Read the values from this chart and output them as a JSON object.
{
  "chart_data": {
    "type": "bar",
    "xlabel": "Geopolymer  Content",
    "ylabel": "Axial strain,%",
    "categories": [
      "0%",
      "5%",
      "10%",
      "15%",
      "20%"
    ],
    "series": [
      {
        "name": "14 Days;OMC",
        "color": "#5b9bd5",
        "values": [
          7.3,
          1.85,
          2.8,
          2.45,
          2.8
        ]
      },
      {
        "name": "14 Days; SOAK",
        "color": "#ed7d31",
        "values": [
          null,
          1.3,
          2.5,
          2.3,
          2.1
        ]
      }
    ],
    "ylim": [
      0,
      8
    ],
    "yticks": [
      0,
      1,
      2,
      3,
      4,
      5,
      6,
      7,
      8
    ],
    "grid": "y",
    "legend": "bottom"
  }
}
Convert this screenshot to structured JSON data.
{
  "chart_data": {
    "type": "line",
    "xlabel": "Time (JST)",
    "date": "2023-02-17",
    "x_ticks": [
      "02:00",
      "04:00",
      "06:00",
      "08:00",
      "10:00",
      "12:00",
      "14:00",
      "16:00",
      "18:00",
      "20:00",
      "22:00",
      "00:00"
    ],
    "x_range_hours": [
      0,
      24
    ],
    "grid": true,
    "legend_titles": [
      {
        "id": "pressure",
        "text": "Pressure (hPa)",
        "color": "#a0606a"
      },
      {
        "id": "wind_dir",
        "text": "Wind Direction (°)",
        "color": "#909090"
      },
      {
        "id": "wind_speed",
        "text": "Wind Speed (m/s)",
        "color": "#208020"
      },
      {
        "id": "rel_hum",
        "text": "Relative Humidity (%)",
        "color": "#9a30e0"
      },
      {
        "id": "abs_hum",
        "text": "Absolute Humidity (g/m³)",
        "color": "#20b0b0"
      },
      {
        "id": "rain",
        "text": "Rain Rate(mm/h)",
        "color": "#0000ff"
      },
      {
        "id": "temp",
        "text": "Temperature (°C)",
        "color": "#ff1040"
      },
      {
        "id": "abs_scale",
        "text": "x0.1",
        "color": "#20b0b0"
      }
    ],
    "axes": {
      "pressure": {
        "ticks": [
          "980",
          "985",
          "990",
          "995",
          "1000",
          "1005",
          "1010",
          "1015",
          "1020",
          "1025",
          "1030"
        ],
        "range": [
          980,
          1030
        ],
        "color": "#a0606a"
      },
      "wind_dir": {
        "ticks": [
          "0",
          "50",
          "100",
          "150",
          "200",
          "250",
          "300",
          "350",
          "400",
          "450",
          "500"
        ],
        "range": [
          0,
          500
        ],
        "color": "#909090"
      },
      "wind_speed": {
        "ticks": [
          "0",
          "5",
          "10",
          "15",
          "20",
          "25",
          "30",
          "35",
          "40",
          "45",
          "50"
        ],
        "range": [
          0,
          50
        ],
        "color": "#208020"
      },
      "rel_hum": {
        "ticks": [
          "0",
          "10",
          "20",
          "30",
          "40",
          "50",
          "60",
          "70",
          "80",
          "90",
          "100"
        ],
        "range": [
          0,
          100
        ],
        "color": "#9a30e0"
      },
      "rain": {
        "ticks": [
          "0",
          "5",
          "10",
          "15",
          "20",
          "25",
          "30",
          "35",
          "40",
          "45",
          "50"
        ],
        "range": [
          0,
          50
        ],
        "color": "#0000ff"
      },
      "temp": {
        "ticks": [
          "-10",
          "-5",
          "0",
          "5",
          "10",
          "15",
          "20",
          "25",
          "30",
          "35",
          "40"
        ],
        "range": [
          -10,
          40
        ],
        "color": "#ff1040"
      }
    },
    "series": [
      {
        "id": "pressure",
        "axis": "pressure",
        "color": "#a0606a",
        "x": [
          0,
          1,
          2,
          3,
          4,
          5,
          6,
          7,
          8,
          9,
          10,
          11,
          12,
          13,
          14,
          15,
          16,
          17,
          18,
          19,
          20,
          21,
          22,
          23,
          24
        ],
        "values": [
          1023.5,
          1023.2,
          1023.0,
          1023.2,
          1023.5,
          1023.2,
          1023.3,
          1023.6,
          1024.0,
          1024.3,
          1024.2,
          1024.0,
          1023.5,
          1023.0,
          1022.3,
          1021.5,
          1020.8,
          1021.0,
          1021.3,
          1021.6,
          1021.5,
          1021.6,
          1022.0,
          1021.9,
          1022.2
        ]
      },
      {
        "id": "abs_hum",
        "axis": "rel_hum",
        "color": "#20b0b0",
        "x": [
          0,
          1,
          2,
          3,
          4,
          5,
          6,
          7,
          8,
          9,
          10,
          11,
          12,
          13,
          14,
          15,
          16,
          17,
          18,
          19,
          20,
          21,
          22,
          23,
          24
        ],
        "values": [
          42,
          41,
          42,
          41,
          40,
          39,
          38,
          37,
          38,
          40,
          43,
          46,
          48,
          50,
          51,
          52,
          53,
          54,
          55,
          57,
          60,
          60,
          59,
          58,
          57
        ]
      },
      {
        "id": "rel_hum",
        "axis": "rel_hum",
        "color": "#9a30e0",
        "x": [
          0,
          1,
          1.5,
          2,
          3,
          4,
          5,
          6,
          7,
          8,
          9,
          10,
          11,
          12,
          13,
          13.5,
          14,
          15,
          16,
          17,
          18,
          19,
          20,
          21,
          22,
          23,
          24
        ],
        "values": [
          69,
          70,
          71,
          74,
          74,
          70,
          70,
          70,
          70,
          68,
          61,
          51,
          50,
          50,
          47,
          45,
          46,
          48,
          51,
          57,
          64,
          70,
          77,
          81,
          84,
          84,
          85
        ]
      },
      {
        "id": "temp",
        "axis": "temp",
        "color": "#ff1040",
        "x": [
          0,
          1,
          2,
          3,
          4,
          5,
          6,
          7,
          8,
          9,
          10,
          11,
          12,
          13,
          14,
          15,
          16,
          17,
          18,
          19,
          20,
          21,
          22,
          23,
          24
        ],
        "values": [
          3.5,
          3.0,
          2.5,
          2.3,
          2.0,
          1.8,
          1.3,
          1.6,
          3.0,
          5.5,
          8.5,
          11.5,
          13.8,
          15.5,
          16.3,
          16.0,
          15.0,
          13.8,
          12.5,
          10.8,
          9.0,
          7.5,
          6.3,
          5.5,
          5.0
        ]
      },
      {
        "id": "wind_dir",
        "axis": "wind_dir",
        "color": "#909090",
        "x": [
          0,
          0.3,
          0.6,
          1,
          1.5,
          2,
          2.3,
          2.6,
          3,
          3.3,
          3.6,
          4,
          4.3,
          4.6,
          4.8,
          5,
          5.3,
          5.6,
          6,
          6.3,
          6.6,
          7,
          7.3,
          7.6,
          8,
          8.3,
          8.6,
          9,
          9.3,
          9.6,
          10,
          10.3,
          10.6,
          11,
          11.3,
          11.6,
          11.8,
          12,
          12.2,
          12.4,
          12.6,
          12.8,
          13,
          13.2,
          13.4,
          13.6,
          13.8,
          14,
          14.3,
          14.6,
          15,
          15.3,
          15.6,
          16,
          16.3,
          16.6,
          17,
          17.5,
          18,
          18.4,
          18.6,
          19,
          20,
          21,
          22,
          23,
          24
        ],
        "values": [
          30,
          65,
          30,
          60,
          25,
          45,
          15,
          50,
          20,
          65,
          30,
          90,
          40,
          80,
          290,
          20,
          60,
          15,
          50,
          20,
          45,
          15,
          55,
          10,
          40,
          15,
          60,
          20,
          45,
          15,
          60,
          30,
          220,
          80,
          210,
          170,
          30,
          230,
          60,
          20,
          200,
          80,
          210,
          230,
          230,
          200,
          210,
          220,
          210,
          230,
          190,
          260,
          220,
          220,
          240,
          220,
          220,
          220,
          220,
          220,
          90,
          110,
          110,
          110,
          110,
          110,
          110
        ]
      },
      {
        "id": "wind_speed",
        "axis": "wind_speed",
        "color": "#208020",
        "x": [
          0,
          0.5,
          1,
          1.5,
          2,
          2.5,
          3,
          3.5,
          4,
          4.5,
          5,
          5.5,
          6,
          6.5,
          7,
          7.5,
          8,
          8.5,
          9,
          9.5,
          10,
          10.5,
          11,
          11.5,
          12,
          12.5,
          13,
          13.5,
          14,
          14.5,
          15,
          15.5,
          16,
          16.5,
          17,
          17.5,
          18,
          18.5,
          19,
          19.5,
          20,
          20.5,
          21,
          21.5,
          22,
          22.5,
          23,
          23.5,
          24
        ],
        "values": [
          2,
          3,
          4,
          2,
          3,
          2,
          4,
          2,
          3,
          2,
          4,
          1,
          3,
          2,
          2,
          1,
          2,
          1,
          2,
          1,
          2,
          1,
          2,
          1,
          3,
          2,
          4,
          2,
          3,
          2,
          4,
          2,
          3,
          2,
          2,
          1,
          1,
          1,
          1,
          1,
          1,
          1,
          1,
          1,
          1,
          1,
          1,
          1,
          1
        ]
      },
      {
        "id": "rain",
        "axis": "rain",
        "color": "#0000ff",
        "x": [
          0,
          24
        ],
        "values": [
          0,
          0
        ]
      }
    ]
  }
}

------------------------------------

Prompt: Tally up the lines in the records that contain the word "text" and give only the total.

Task solution: 8